-- Exercise brief --
Here are some entries; quote each one exactly.

— Start Raw data —

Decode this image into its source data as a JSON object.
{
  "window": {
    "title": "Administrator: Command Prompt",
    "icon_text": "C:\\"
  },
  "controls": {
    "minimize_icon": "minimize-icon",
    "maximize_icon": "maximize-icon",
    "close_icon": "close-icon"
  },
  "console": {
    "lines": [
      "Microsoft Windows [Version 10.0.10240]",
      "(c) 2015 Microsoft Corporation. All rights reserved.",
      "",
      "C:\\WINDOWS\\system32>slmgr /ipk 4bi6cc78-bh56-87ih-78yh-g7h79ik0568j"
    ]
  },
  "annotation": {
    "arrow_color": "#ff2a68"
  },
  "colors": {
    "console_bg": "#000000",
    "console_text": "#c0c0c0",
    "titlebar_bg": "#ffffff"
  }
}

— End Raw data —

-- Written solution --
Decode this image into its source data as a JSON object.
{
  "window": {
    "title": "Administrator: Command Prompt",
    "icon_text": "C:\\"
  },
  "controls": {
    "minimize_icon": "minimize-icon",
    "maximize_icon": "maximize-icon",
    "close_icon": "close-icon"
  },
  "console": {
    "lines": [
      "Microsoft Windows [Version 10.0.10240]",
      "(c) 2015 Microsoft Corporation. All rights reserved.",
      "",
      "C:\\WINDOWS\\system32>slmgr /ipk 4bi6cc78-bh56-87ih-78yh-g7h79ik0568j"
    ]
  },
  "annotation": {
    "arrow_color": "#ff2a68"
  },
  "colors": {
    "console_bg": "#000000",
    "console_text": "#c0c0c0",
    "titlebar_bg": "#ffffff"
  }
}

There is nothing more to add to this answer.